Task directions = Give the number of lines that include the string "może", nothing more.

Stored entries =
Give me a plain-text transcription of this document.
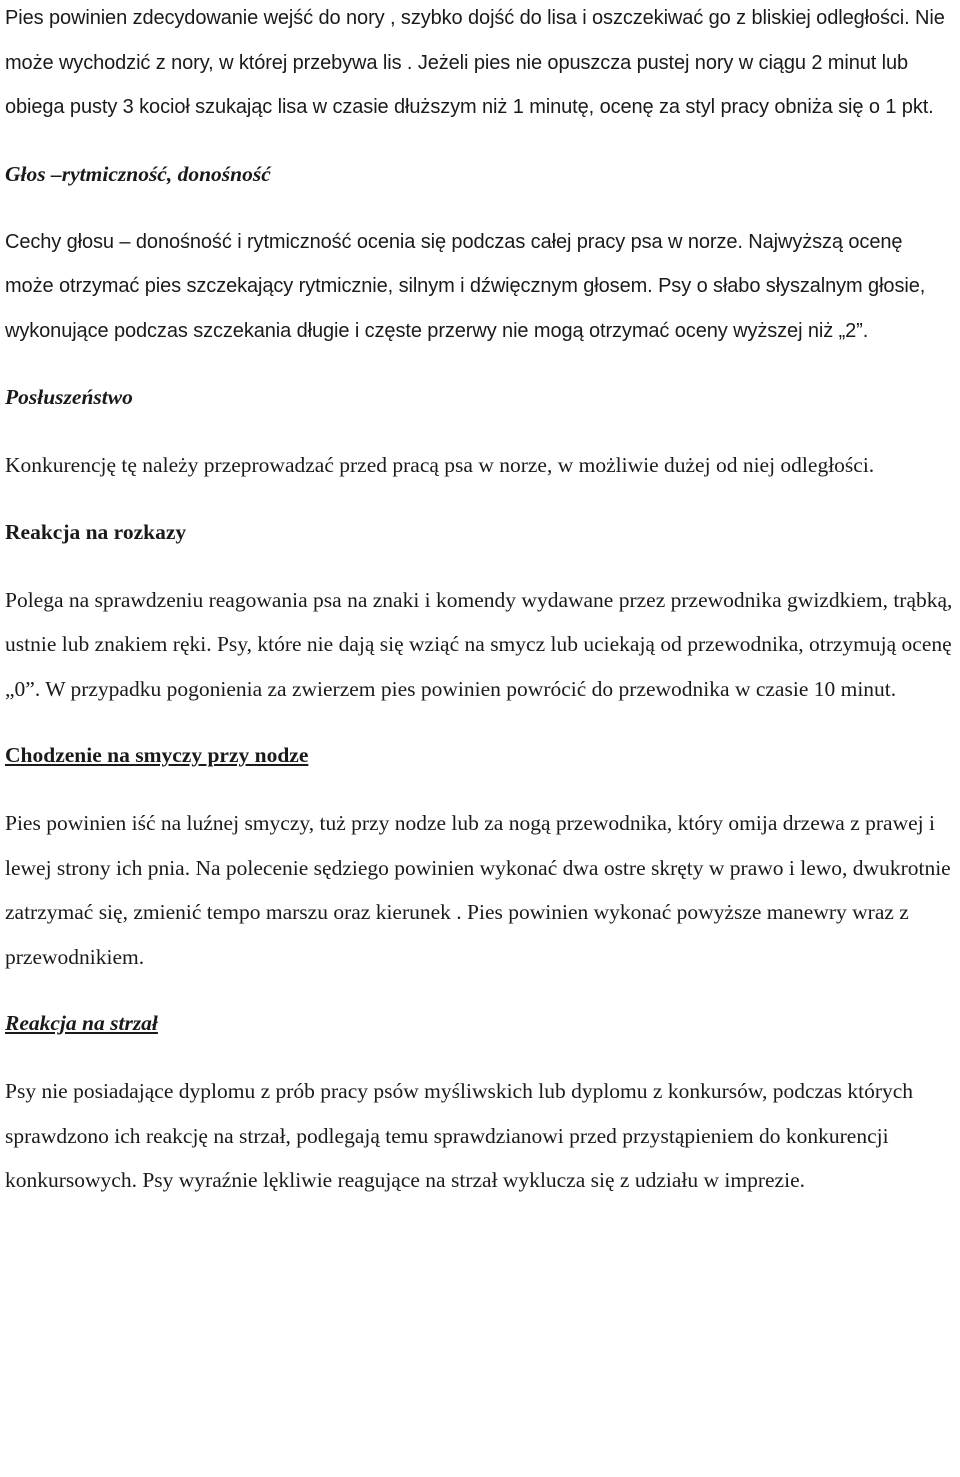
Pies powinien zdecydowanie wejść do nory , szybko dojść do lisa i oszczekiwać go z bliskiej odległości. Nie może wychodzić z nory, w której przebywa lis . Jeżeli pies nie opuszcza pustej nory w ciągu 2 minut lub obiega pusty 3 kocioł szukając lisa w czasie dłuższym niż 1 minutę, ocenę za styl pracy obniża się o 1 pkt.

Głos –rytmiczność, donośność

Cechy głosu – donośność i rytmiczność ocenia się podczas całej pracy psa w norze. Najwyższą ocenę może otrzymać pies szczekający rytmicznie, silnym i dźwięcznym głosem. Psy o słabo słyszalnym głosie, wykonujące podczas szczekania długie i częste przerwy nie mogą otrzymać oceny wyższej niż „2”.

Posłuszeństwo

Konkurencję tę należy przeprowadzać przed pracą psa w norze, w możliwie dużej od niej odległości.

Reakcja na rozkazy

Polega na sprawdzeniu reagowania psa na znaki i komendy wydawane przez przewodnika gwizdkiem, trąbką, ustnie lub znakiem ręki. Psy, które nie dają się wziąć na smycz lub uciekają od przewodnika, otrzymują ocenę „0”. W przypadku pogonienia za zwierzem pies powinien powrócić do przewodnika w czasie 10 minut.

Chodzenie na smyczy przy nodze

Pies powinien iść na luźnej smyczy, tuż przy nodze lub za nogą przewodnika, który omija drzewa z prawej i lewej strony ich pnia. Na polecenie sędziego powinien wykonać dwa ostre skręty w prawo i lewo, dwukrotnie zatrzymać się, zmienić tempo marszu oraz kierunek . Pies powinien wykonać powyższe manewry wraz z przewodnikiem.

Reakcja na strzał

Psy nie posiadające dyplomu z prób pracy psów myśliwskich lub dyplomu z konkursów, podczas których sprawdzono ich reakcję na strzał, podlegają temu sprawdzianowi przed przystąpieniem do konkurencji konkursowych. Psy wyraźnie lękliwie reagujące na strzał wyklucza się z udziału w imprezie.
==
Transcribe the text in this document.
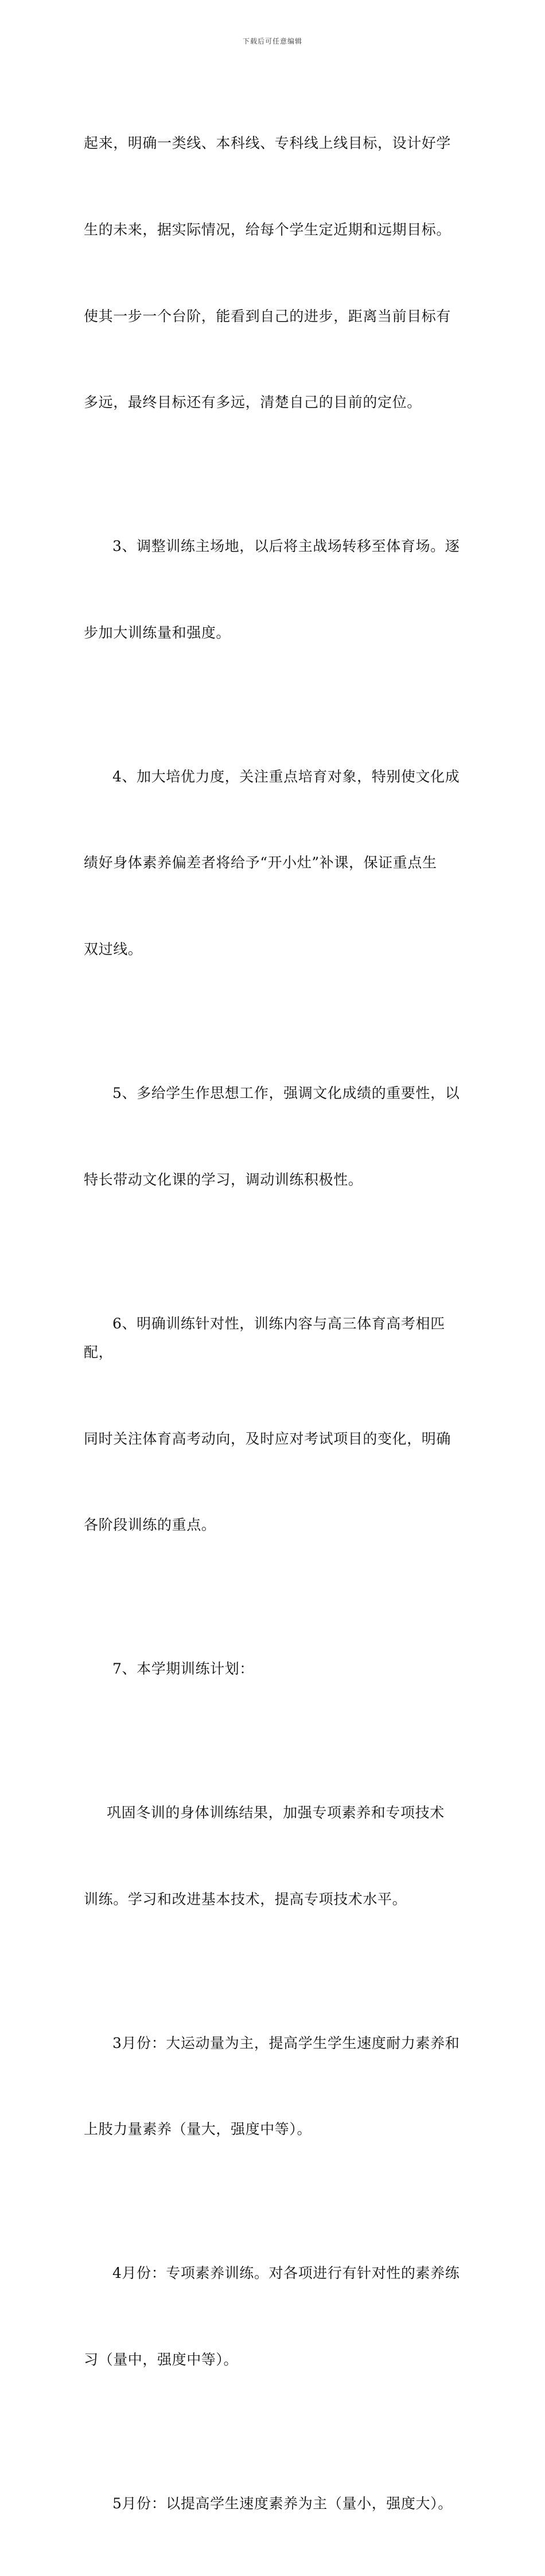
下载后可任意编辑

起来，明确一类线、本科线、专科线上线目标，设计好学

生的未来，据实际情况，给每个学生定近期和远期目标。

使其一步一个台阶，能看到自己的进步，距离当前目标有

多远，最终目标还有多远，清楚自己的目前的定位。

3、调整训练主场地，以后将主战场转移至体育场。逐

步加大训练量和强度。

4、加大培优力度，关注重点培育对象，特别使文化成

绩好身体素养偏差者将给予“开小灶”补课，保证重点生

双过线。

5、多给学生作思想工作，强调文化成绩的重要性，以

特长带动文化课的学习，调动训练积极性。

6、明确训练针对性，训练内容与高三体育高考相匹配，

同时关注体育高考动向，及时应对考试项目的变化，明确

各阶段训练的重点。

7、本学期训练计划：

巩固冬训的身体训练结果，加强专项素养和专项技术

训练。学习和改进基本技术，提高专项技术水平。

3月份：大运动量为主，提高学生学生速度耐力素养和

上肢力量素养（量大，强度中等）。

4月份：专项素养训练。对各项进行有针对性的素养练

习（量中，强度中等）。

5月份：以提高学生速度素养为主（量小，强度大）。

Result of this task = 2